Wherever "color" appears in a line, list that line.

■ Provided data
● ● ● ● ● ● ●
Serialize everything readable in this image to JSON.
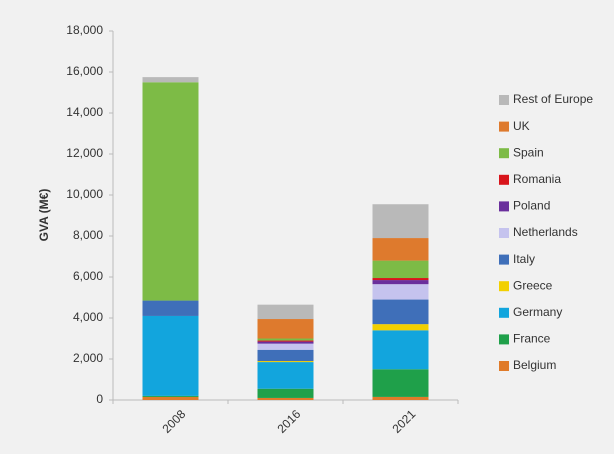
{
  "chart_data": {
    "type": "stacked-bar",
    "y_label": "GVA (M€)",
    "categories": [
      "2008",
      "2016",
      "2021"
    ],
    "series": [
      {
        "name": "Belgium",
        "color": "#e07b2a",
        "values": [
          150,
          100,
          150
        ]
      },
      {
        "name": "France",
        "color": "#1fa04a",
        "values": [
          50,
          450,
          1350
        ]
      },
      {
        "name": "Germany",
        "color": "#12a5dd",
        "values": [
          3900,
          1300,
          1900
        ]
      },
      {
        "name": "Greece",
        "color": "#f2d000",
        "values": [
          0,
          50,
          300
        ]
      },
      {
        "name": "Italy",
        "color": "#3f6fb9",
        "values": [
          750,
          550,
          1200
        ]
      },
      {
        "name": "Netherlands",
        "color": "#c5c3ee",
        "values": [
          0,
          300,
          750
        ]
      },
      {
        "name": "Poland",
        "color": "#6a2f9c",
        "values": [
          0,
          100,
          200
        ]
      },
      {
        "name": "Romania",
        "color": "#d8141b",
        "values": [
          0,
          50,
          100
        ]
      },
      {
        "name": "Spain",
        "color": "#7dbb46",
        "values": [
          10650,
          100,
          850
        ]
      },
      {
        "name": "UK",
        "color": "#de7a2d",
        "values": [
          0,
          950,
          1100
        ]
      },
      {
        "name": "Rest of Europe",
        "color": "#b9b9b9",
        "values": [
          250,
          700,
          1650
        ]
      }
    ],
    "ylim": [
      0,
      18000
    ],
    "yticks": [
      0,
      {
        "value": 2000,
        "label": "2,000"
      },
      {
        "value": 4000,
        "label": "4,000"
      },
      {
        "value": 6000,
        "label": "6,000"
      },
      {
        "value": 8000,
        "label": "8,000"
      },
      {
        "value": 10000,
        "label": "10,000"
      },
      {
        "value": 12000,
        "label": "12,000"
      },
      {
        "value": 14000,
        "label": "14,000"
      },
      {
        "value": 16000,
        "label": "16,000"
      },
      {
        "value": 18000,
        "label": "18,000"
      }
    ],
    "legend": "right"
  }
}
● ● ● ● ● ● ●
■ Solution for this exercise
        "color": "#e07b2a",
        "color": "#1fa04a",
        "color": "#12a5dd",
        "color": "#f2d000",
        "color": "#3f6fb9",
        "color": "#c5c3ee",
        "color": "#6a2f9c",
        "color": "#d8141b",
        "color": "#7dbb46",
        "color": "#de7a2d",
        "color": "#b9b9b9",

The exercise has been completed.